Stored entries:
—————

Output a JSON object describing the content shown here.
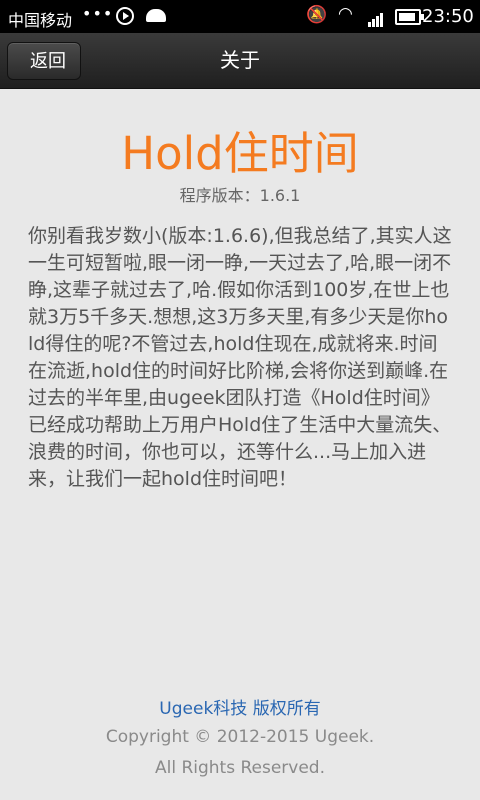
{
  "status_bar": {
    "carrier": "中国移动",
    "dots": "•••",
    "time": "23:50",
    "icons": [
      "play-icon",
      "android-icon",
      "mute-icon",
      "wifi-icon",
      "signal-icon",
      "battery-icon"
    ]
  },
  "header": {
    "back_label": "返回",
    "title": "关于"
  },
  "about": {
    "app_name": "Hold住时间",
    "version": "程序版本：1.6.1",
    "description": "你别看我岁数小(版本:1.6.6),但我总结了,其实人这一生可短暂啦,眼一闭一睁,一天过去了,哈,眼一闭不睁,这辈子就过去了,哈.假如你活到100岁,在世上也就3万5千多天.想想,这3万多天里,有多少天是你hold得住的呢?不管过去,hold住现在,成就将来.时间在流逝,hold住的时间好比阶梯,会将你送到巅峰.在过去的半年里,由ugeek团队打造《Hold住时间》已经成功帮助上万用户Hold住了生活中大量流失、浪费的时间，你也可以，还等什么...马上加入进来，让我们一起hold住时间吧！",
    "company": "Ugeek科技 版权所有",
    "copyright": "Copyright © 2012-2015 Ugeek.",
    "rights": "All Rights Reserved."
  },
  "colors": {
    "accent": "#f47b20",
    "link": "#2a67b2",
    "background": "#e8e8e8"
  }
}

—————

**Problem to solve:** The records above are to be quoted exactly, with all pictures left out.

**The output:**
Output a JSON object describing the content shown here.
{
  "status_bar": {
    "carrier": "中国移动",
    "dots": "•••",
    "time": "23:50",
    "icons": [
      "play-icon",
      "android-icon",
      "mute-icon",
      "wifi-icon",
      "signal-icon",
      "battery-icon"
    ]
  },
  "header": {
    "back_label": "返回",
    "title": "关于"
  },
  "about": {
    "app_name": "Hold住时间",
    "version": "程序版本：1.6.1",
    "description": "你别看我岁数小(版本:1.6.6),但我总结了,其实人这一生可短暂啦,眼一闭一睁,一天过去了,哈,眼一闭不睁,这辈子就过去了,哈.假如你活到100岁,在世上也就3万5千多天.想想,这3万多天里,有多少天是你hold得住的呢?不管过去,hold住现在,成就将来.时间在流逝,hold住的时间好比阶梯,会将你送到巅峰.在过去的半年里,由ugeek团队打造《Hold住时间》已经成功帮助上万用户Hold住了生活中大量流失、浪费的时间，你也可以，还等什么...马上加入进来，让我们一起hold住时间吧！",
    "company": "Ugeek科技 版权所有",
    "copyright": "Copyright © 2012-2015 Ugeek.",
    "rights": "All Rights Reserved."
  },
  "colors": {
    "accent": "#f47b20",
    "link": "#2a67b2",
    "background": "#e8e8e8"
  }
}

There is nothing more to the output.